[Extracts from a graphics dataset]
·····

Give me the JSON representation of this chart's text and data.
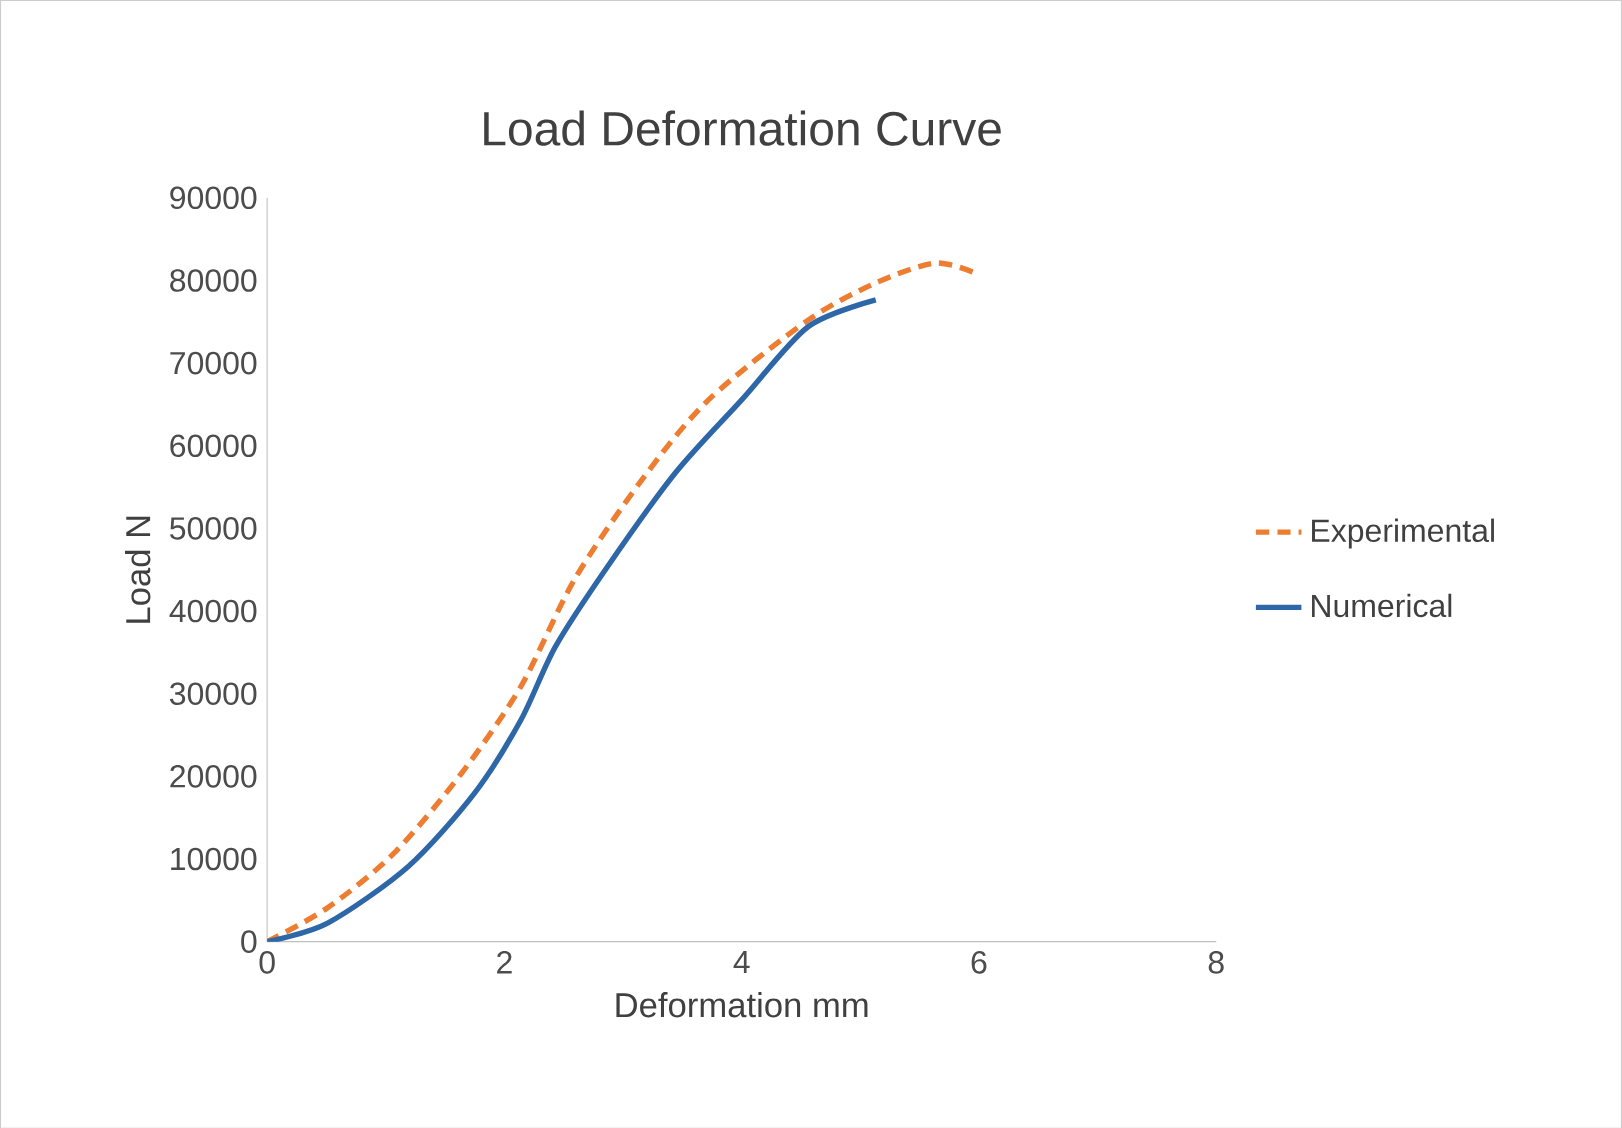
{
  "chart_data": {
    "type": "line",
    "title": "Load Deformation Curve",
    "xlabel": "Deformation mm",
    "ylabel": "Load N",
    "xlim": [
      0,
      8
    ],
    "xticks": [
      0,
      2,
      4,
      6,
      8
    ],
    "ylim": [
      0,
      90000
    ],
    "yticks": [
      0,
      10000,
      20000,
      30000,
      40000,
      50000,
      60000,
      70000,
      80000,
      90000
    ],
    "legend": "right",
    "marker": "none",
    "series": [
      {
        "name": "Experimental",
        "color": "#ed7d31",
        "line_style": "dashed",
        "x": [
          0,
          0.51,
          1.07,
          1.64,
          2.14,
          2.59,
          3.16,
          3.72,
          4.56,
          5.13,
          5.63,
          5.97
        ],
        "values": [
          0,
          4100,
          10700,
          20400,
          30900,
          43800,
          55900,
          65550,
          75200,
          79700,
          82100,
          80900
        ]
      },
      {
        "name": "Numerical",
        "color": "#2e67a8",
        "line_style": "solid",
        "x": [
          0,
          0.51,
          1.19,
          1.75,
          2.14,
          2.43,
          2.87,
          3.44,
          4.0,
          4.56,
          5.13
        ],
        "values": [
          0,
          2250,
          9100,
          18000,
          26850,
          35700,
          45400,
          56700,
          65550,
          74400,
          77650
        ]
      }
    ]
  }
}
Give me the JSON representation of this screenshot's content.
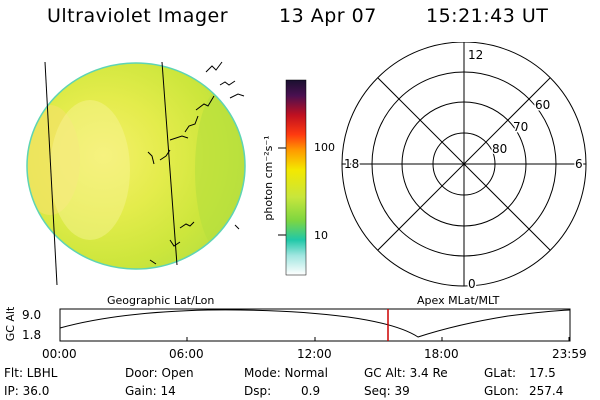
{
  "header": {
    "title": "Ultraviolet Imager",
    "date": "13 Apr 07",
    "time": "15:21:43 UT"
  },
  "colorbar": {
    "unit_label": "photon cm⁻²s⁻¹",
    "tick_labels": [
      "100",
      "10"
    ]
  },
  "polar_plot": {
    "mlt_labels": [
      "12",
      "18",
      "6",
      "0"
    ],
    "mlat_labels": [
      "60",
      "70",
      "80"
    ]
  },
  "timeline": {
    "ylabel": "GC Alt",
    "yticks": [
      "9.0",
      "1.8"
    ],
    "left_caption": "Geographic Lat/Lon",
    "right_caption": "Apex MLat/MLT",
    "xticks": [
      "00:00",
      "06:00",
      "12:00",
      "18:00",
      "23:59"
    ],
    "cursor_color": "#cc0000"
  },
  "footer": {
    "flt": "Flt: LBHL",
    "ip": "IP: 36.0",
    "door": "Door: Open",
    "gain": "Gain: 14",
    "mode": "Mode: Normal",
    "dsp_label": "Dsp:",
    "dsp_value": "0.9",
    "gc_alt": "GC Alt: 3.4 Re",
    "seq": "Seq: 39",
    "glat_label": "GLat:",
    "glat_value": "17.5",
    "glon_label": "GLon:",
    "glon_value": "257.4"
  }
}
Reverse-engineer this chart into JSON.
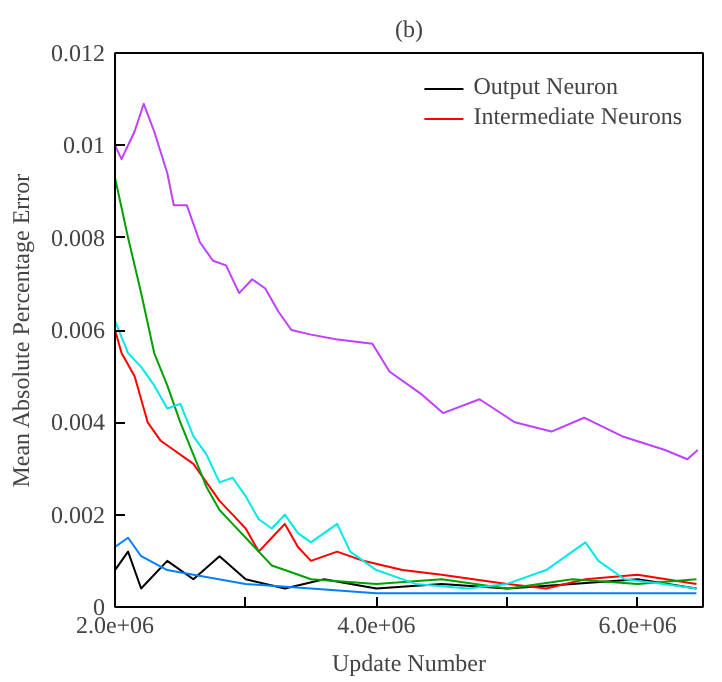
{
  "chart_data": {
    "type": "line",
    "title": "(b)",
    "xlabel": "Update Number",
    "ylabel": "Mean Absolute Percentage Error",
    "xlim": [
      2000000,
      6500000
    ],
    "ylim": [
      0,
      0.012
    ],
    "xticks": [
      {
        "value": 2000000,
        "label": "2.0e+06"
      },
      {
        "value": 3000000,
        "label": null
      },
      {
        "value": 4000000,
        "label": "4.0e+06"
      },
      {
        "value": 5000000,
        "label": null
      },
      {
        "value": 6000000,
        "label": "6.0e+06"
      }
    ],
    "yticks": [
      0,
      0.002,
      0.004,
      0.006,
      0.008,
      0.01,
      0.012
    ],
    "grid": false,
    "legend": "top right",
    "line_style": "solid",
    "marker": "none",
    "series": [
      {
        "name": "Output Neuron",
        "color": "#000000",
        "x": [
          2000000,
          2100000,
          2200000,
          2400000,
          2600000,
          2800000,
          3000000,
          3300000,
          3600000,
          4000000,
          4500000,
          5000000,
          5500000,
          6000000,
          6450000
        ],
        "values": [
          0.0008,
          0.0012,
          0.0004,
          0.001,
          0.0006,
          0.0011,
          0.0006,
          0.0004,
          0.0006,
          0.0004,
          0.0005,
          0.0004,
          0.0005,
          0.0006,
          0.0004
        ]
      },
      {
        "name": "Intermediate Neurons",
        "color": "#ff0000",
        "x": [
          2000000,
          2050000,
          2150000,
          2250000,
          2350000,
          2450000,
          2600000,
          2700000,
          2800000,
          2900000,
          3000000,
          3100000,
          3200000,
          3300000,
          3400000,
          3500000,
          3700000,
          3900000,
          4200000,
          4500000,
          5000000,
          5300000,
          5600000,
          6000000,
          6450000
        ],
        "values": [
          0.006,
          0.0055,
          0.005,
          0.004,
          0.0036,
          0.0034,
          0.0031,
          0.0027,
          0.0023,
          0.002,
          0.0017,
          0.0012,
          0.0015,
          0.0018,
          0.0013,
          0.001,
          0.0012,
          0.001,
          0.0008,
          0.0007,
          0.0005,
          0.0004,
          0.0006,
          0.0007,
          0.0005
        ]
      },
      {
        "color": "#00a000",
        "x": [
          2000000,
          2100000,
          2200000,
          2300000,
          2400000,
          2500000,
          2600000,
          2700000,
          2800000,
          2900000,
          3000000,
          3100000,
          3200000,
          3300000,
          3500000,
          4000000,
          4500000,
          5000000,
          5500000,
          6000000,
          6450000
        ],
        "values": [
          0.0093,
          0.008,
          0.0068,
          0.0055,
          0.0048,
          0.004,
          0.0033,
          0.0026,
          0.0021,
          0.0018,
          0.0015,
          0.0012,
          0.0009,
          0.0008,
          0.0006,
          0.0005,
          0.0006,
          0.0004,
          0.0006,
          0.0005,
          0.0006
        ]
      },
      {
        "color": "#0080ff",
        "x": [
          2000000,
          2100000,
          2200000,
          2400000,
          2600000,
          3000000,
          3500000,
          4000000,
          4500000,
          5000000,
          5500000,
          6000000,
          6450000
        ],
        "values": [
          0.0013,
          0.0015,
          0.0011,
          0.0008,
          0.0007,
          0.0005,
          0.0004,
          0.0003,
          0.0003,
          0.0003,
          0.0003,
          0.0003,
          0.0003
        ]
      },
      {
        "color": "#c040ff",
        "x": [
          2000000,
          2050000,
          2150000,
          2220000,
          2300000,
          2400000,
          2450000,
          2550000,
          2650000,
          2750000,
          2850000,
          2950000,
          3050000,
          3150000,
          3250000,
          3350000,
          3500000,
          3690000,
          3970000,
          4100000,
          4350000,
          4510000,
          4790000,
          5060000,
          5340000,
          5590000,
          5880000,
          6210000,
          6380000,
          6460000
        ],
        "values": [
          0.01,
          0.0097,
          0.0103,
          0.0109,
          0.0103,
          0.0094,
          0.0087,
          0.0087,
          0.0079,
          0.0075,
          0.0074,
          0.0068,
          0.0071,
          0.0069,
          0.0064,
          0.006,
          0.0059,
          0.0058,
          0.0057,
          0.0051,
          0.0046,
          0.0042,
          0.0045,
          0.004,
          0.0038,
          0.0041,
          0.0037,
          0.0034,
          0.0032,
          0.0034
        ]
      },
      {
        "color": "#00e8e8",
        "x": [
          2000000,
          2100000,
          2200000,
          2300000,
          2400000,
          2500000,
          2600000,
          2700000,
          2800000,
          2900000,
          3000000,
          3100000,
          3200000,
          3300000,
          3400000,
          3500000,
          3700000,
          3800000,
          4000000,
          4300000,
          4700000,
          5000000,
          5300000,
          5500000,
          5600000,
          5700000,
          5900000,
          6200000,
          6450000
        ],
        "values": [
          0.0062,
          0.0055,
          0.0052,
          0.0048,
          0.0043,
          0.0044,
          0.0037,
          0.0033,
          0.0027,
          0.0028,
          0.0024,
          0.0019,
          0.0017,
          0.002,
          0.0016,
          0.0014,
          0.0018,
          0.0012,
          0.0008,
          0.0005,
          0.0004,
          0.0005,
          0.0008,
          0.0012,
          0.0014,
          0.001,
          0.0006,
          0.0005,
          0.0004
        ]
      }
    ]
  }
}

·····

Return only those lines of the records that contain the string "JSON".

Give me the JSON representation of this chart's text and data.
Give me the JSON representation of this screenshot's content.
Reverse-engineer this chart into JSON.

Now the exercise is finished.